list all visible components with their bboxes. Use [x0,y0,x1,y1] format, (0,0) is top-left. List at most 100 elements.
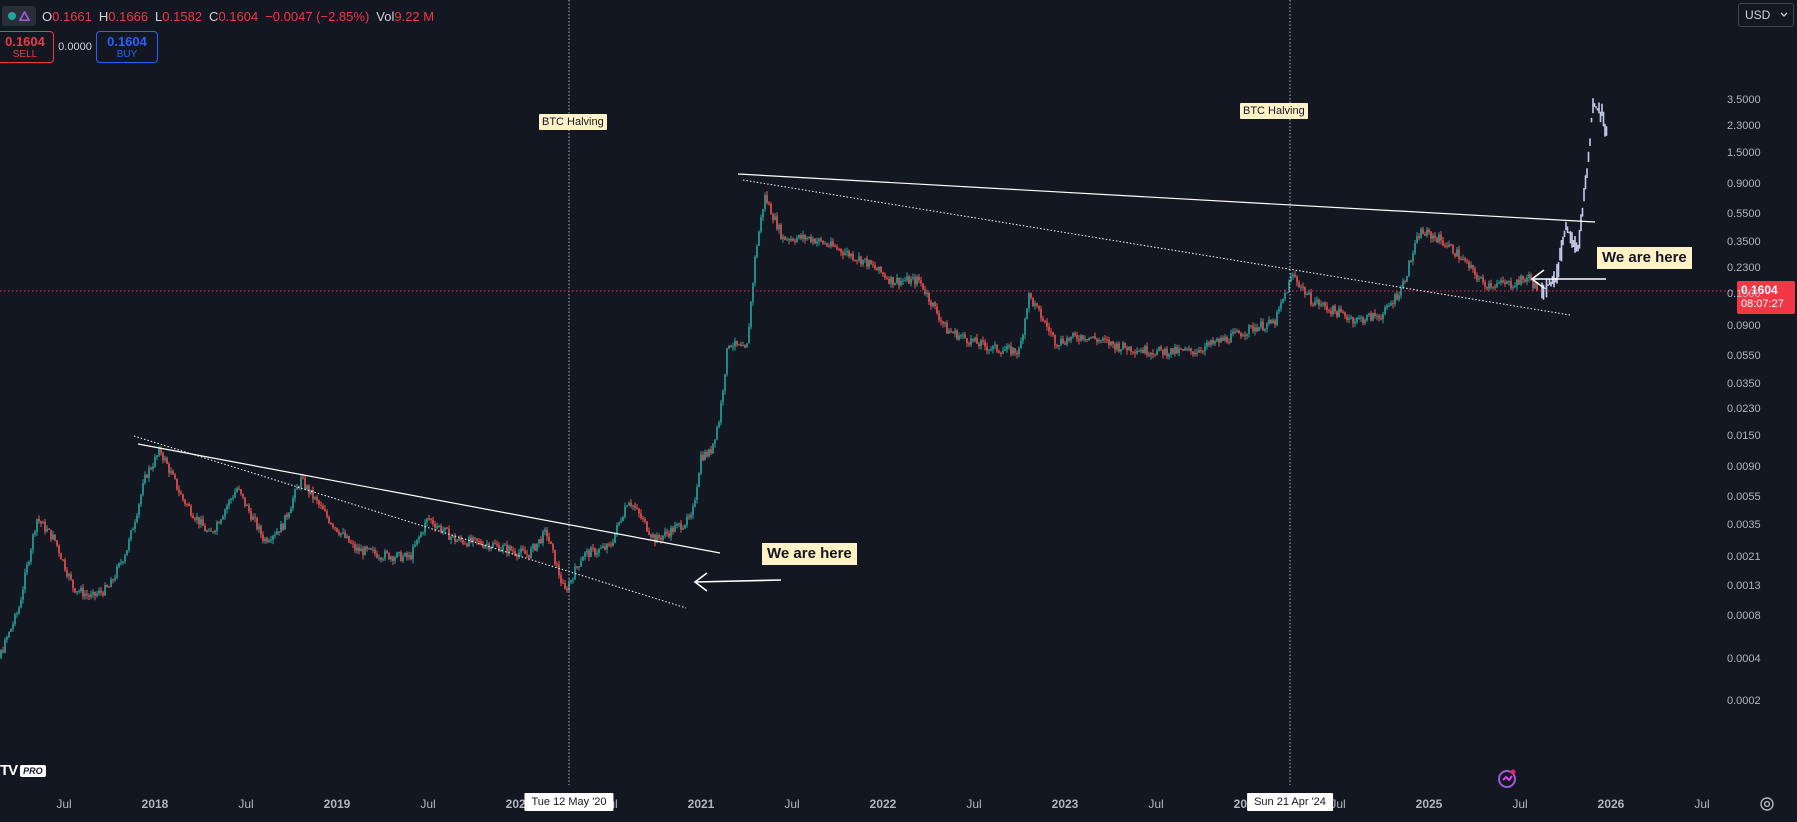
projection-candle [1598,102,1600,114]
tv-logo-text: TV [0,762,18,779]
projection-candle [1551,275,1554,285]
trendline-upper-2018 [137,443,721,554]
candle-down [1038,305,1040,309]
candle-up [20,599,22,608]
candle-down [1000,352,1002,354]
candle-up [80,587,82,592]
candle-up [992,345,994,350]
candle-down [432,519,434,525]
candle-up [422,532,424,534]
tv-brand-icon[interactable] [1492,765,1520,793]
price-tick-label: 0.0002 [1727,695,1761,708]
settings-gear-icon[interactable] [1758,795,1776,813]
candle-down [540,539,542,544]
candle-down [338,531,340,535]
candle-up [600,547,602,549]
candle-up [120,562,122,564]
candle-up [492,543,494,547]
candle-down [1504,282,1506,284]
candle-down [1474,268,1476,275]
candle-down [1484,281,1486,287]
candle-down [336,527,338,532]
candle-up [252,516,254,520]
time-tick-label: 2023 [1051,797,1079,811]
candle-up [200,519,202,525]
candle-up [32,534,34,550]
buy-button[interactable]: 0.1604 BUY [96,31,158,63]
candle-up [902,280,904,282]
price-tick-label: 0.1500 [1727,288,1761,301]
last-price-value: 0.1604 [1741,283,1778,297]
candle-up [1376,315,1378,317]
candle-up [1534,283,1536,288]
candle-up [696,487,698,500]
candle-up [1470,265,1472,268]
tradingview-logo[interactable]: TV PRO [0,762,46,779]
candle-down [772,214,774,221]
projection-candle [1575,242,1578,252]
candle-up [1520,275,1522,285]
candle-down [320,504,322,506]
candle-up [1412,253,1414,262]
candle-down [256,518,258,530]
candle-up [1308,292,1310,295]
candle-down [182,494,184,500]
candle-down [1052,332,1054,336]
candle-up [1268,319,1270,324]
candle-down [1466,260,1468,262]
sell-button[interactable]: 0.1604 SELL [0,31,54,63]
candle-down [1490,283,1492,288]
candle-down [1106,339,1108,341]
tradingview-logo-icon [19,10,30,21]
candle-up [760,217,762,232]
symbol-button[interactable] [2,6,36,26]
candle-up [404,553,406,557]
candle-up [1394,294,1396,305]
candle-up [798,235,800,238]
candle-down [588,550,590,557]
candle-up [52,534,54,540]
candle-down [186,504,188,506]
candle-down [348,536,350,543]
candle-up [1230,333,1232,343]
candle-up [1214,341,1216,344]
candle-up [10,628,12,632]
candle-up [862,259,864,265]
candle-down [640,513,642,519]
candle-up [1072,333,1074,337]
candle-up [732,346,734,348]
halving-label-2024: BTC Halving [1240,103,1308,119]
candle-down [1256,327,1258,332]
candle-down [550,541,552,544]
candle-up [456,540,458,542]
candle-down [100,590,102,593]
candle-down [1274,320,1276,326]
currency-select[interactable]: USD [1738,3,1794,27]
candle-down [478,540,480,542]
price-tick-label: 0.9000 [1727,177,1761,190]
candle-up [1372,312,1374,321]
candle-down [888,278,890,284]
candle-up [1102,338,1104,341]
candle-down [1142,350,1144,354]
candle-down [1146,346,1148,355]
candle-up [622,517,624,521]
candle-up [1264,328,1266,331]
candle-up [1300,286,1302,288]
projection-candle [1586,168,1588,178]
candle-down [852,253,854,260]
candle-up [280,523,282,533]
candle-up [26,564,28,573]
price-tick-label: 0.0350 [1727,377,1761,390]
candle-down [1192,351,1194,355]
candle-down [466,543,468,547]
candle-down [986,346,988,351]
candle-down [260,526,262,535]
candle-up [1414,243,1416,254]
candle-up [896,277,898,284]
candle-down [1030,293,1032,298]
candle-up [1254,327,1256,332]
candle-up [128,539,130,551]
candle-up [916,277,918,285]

■ **Exercise**
Reproduce every item above word for word, leaving out the picture.

■ **Finished answer**
list all visible components with their bboxes. Use [x0,y0,x1,y1] format, (0,0) is top-left. List at most 100 elements.
projection-candle [1598,102,1600,114]
tv-logo-text: TV [0,762,18,779]
projection-candle [1551,275,1554,285]
trendline-upper-2018 [137,443,721,554]
candle-down [1038,305,1040,309]
candle-up [20,599,22,608]
candle-down [1000,352,1002,354]
candle-up [80,587,82,592]
candle-up [992,345,994,350]
candle-down [432,519,434,525]
candle-up [422,532,424,534]
tv-brand-icon[interactable] [1492,765,1520,793]
price-tick-label: 0.0002 [1727,695,1761,708]
settings-gear-icon[interactable] [1758,795,1776,813]
candle-down [540,539,542,544]
candle-down [338,531,340,535]
candle-up [600,547,602,549]
candle-up [120,562,122,564]
candle-up [492,543,494,547]
candle-down [1504,282,1506,284]
candle-down [1474,268,1476,275]
candle-down [1484,281,1486,287]
candle-down [336,527,338,532]
candle-up [252,516,254,520]
time-tick-label: 2023 [1051,797,1079,811]
candle-up [200,519,202,525]
candle-up [32,534,34,550]
buy-button[interactable]: 0.1604 BUY [96,31,158,63]
candle-up [902,280,904,282]
price-tick-label: 0.1500 [1727,288,1761,301]
last-price-value: 0.1604 [1741,283,1778,297]
candle-up [1376,315,1378,317]
candle-up [1534,283,1536,288]
candle-up [696,487,698,500]
candle-up [1470,265,1472,268]
tradingview-logo[interactable]: TV PRO [0,762,46,779]
candle-down [772,214,774,221]
projection-candle [1575,242,1578,252]
candle-up [1520,275,1522,285]
candle-down [320,504,322,506]
candle-up [1412,253,1414,262]
candle-down [256,518,258,530]
candle-up [1308,292,1310,295]
candle-down [182,494,184,500]
candle-down [1052,332,1054,336]
candle-up [1268,319,1270,324]
candle-down [1466,260,1468,262]
sell-button[interactable]: 0.1604 SELL [0,31,54,63]
candle-down [1490,283,1492,288]
candle-down [1106,339,1108,341]
tradingview-logo-icon [19,10,30,21]
candle-up [760,217,762,232]
symbol-button[interactable] [2,6,36,26]
candle-up [404,553,406,557]
candle-up [1394,294,1396,305]
candle-up [798,235,800,238]
candle-down [588,550,590,557]
candle-up [52,534,54,540]
candle-down [186,504,188,506]
candle-down [348,536,350,543]
candle-up [1230,333,1232,343]
candle-up [1214,341,1216,344]
candle-up [10,628,12,632]
candle-up [862,259,864,265]
candle-down [640,513,642,519]
candle-up [1072,333,1074,337]
candle-up [732,346,734,348]
halving-label-2024: BTC Halving [1240,103,1308,119]
candle-down [1256,327,1258,332]
candle-down [550,541,552,544]
candle-up [456,540,458,542]
candle-down [100,590,102,593]
candle-down [1274,320,1276,326]
currency-select[interactable]: USD [1738,3,1794,27]
candle-down [478,540,480,542]
price-tick-label: 0.9000 [1727,177,1761,190]
candle-up [1372,312,1374,321]
candle-down [888,278,890,284]
candle-up [1102,338,1104,341]
candle-down [1142,350,1144,354]
candle-down [1146,346,1148,355]
candle-up [622,517,624,521]
candle-up [1264,328,1266,331]
candle-up [1300,286,1302,288]
projection-candle [1586,168,1588,178]
candle-down [852,253,854,260]
candle-up [280,523,282,533]
candle-up [26,564,28,573]
price-tick-label: 0.0350 [1727,377,1761,390]
candle-down [1192,351,1194,355]
candle-down [466,543,468,547]
candle-down [986,346,988,351]
candle-down [260,526,262,535]
candle-up [1414,243,1416,254]
candle-up [896,277,898,284]
candle-down [1030,293,1032,298]
candle-up [1254,327,1256,332]
candle-up [128,539,130,551]
candle-up [916,277,918,285]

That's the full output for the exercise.